• **GIVEN ENTRIES**:
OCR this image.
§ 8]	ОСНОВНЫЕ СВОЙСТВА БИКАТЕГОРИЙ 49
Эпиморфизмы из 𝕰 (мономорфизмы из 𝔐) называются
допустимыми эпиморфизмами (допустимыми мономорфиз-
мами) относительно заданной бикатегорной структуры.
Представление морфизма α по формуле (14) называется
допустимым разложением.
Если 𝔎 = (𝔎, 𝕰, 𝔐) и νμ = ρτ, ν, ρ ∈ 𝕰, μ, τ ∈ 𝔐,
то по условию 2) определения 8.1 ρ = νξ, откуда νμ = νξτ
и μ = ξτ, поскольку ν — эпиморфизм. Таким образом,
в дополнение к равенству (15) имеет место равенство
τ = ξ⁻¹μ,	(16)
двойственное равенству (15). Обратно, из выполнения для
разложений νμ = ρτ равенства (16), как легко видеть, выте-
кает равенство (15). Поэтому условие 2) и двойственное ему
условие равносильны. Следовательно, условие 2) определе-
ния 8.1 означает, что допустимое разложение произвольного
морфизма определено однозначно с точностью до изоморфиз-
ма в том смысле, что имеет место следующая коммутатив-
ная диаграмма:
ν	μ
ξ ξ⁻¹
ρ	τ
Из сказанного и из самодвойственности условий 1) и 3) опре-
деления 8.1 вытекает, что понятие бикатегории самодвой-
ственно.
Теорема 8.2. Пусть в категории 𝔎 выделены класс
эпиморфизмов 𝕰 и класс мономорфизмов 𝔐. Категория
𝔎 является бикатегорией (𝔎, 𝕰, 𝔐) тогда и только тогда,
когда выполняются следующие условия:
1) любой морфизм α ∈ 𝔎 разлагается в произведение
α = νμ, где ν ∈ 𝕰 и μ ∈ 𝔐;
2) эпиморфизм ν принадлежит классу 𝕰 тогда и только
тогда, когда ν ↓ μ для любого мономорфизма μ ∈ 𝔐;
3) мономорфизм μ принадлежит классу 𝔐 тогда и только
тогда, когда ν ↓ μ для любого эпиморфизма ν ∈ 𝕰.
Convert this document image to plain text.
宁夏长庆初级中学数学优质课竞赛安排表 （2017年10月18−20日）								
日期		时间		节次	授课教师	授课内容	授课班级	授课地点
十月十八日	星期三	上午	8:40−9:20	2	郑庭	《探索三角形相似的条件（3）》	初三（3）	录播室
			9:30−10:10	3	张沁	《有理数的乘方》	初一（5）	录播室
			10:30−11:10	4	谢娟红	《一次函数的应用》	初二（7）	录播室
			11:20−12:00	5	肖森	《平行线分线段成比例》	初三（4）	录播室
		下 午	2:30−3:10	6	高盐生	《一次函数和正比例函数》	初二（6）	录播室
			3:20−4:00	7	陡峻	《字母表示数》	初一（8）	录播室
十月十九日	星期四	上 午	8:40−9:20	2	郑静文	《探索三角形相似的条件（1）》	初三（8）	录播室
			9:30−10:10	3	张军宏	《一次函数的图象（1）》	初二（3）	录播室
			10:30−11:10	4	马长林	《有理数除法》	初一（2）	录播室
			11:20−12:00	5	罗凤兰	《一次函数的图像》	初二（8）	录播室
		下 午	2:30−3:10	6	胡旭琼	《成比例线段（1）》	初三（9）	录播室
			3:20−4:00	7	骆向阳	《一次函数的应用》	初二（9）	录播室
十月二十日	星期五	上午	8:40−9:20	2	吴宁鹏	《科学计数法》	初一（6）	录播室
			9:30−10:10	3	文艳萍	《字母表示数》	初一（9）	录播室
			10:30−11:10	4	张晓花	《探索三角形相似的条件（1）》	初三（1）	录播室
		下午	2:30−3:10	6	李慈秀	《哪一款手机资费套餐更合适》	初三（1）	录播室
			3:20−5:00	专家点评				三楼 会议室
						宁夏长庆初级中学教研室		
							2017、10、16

• **WORK INSTRUCTIONS**: Can you reproduce all the material exactly?

• **REPLY**:
OCR this image.
§ 8]	ОСНОВНЫЕ СВОЙСТВА БИКАТЕГОРИЙ 49
Эпиморфизмы из 𝕰 (мономорфизмы из 𝔐) называются
допустимыми эпиморфизмами (допустимыми мономорфиз-
мами) относительно заданной бикатегорной структуры.
Представление морфизма α по формуле (14) называется
допустимым разложением.
Если 𝔎 = (𝔎, 𝕰, 𝔐) и νμ = ρτ, ν, ρ ∈ 𝕰, μ, τ ∈ 𝔐,
то по условию 2) определения 8.1 ρ = νξ, откуда νμ = νξτ
и μ = ξτ, поскольку ν — эпиморфизм. Таким образом,
в дополнение к равенству (15) имеет место равенство
τ = ξ⁻¹μ,	(16)
двойственное равенству (15). Обратно, из выполнения для
разложений νμ = ρτ равенства (16), как легко видеть, выте-
кает равенство (15). Поэтому условие 2) и двойственное ему
условие равносильны. Следовательно, условие 2) определе-
ния 8.1 означает, что допустимое разложение произвольного
морфизма определено однозначно с точностью до изоморфиз-
ма в том смысле, что имеет место следующая коммутатив-
ная диаграмма:
ν	μ
ξ ξ⁻¹
ρ	τ
Из сказанного и из самодвойственности условий 1) и 3) опре-
деления 8.1 вытекает, что понятие бикатегории самодвой-
ственно.
Теорема 8.2. Пусть в категории 𝔎 выделены класс
эпиморфизмов 𝕰 и класс мономорфизмов 𝔐. Категория
𝔎 является бикатегорией (𝔎, 𝕰, 𝔐) тогда и только тогда,
когда выполняются следующие условия:
1) любой морфизм α ∈ 𝔎 разлагается в произведение
α = νμ, где ν ∈ 𝕰 и μ ∈ 𝔐;
2) эпиморфизм ν принадлежит классу 𝕰 тогда и только
тогда, когда ν ↓ μ для любого мономорфизма μ ∈ 𝔐;
3) мономорфизм μ принадлежит классу 𝔐 тогда и только
тогда, когда ν ↓ μ для любого эпиморфизма ν ∈ 𝕰.
Convert this document image to plain text.
宁夏长庆初级中学数学优质课竞赛安排表 （2017年10月18−20日）								
日期		时间		节次	授课教师	授课内容	授课班级	授课地点
十月十八日	星期三	上午	8:40−9:20	2	郑庭	《探索三角形相似的条件（3）》	初三（3）	录播室
			9:30−10:10	3	张沁	《有理数的乘方》	初一（5）	录播室
			10:30−11:10	4	谢娟红	《一次函数的应用》	初二（7）	录播室
			11:20−12:00	5	肖森	《平行线分线段成比例》	初三（4）	录播室
		下 午	2:30−3:10	6	高盐生	《一次函数和正比例函数》	初二（6）	录播室
			3:20−4:00	7	陡峻	《字母表示数》	初一（8）	录播室
十月十九日	星期四	上 午	8:40−9:20	2	郑静文	《探索三角形相似的条件（1）》	初三（8）	录播室
			9:30−10:10	3	张军宏	《一次函数的图象（1）》	初二（3）	录播室
			10:30−11:10	4	马长林	《有理数除法》	初一（2）	录播室
			11:20−12:00	5	罗凤兰	《一次函数的图像》	初二（8）	录播室
		下 午	2:30−3:10	6	胡旭琼	《成比例线段（1）》	初三（9）	录播室
			3:20−4:00	7	骆向阳	《一次函数的应用》	初二（9）	录播室
十月二十日	星期五	上午	8:40−9:20	2	吴宁鹏	《科学计数法》	初一（6）	录播室
			9:30−10:10	3	文艳萍	《字母表示数》	初一（9）	录播室
			10:30−11:10	4	张晓花	《探索三角形相似的条件（1）》	初三（1）	录播室
		下午	2:30−3:10	6	李慈秀	《哪一款手机资费套餐更合适》	初三（1）	录播室
			3:20−5:00	专家点评				三楼 会议室
						宁夏长庆初级中学教研室		
							2017、10、16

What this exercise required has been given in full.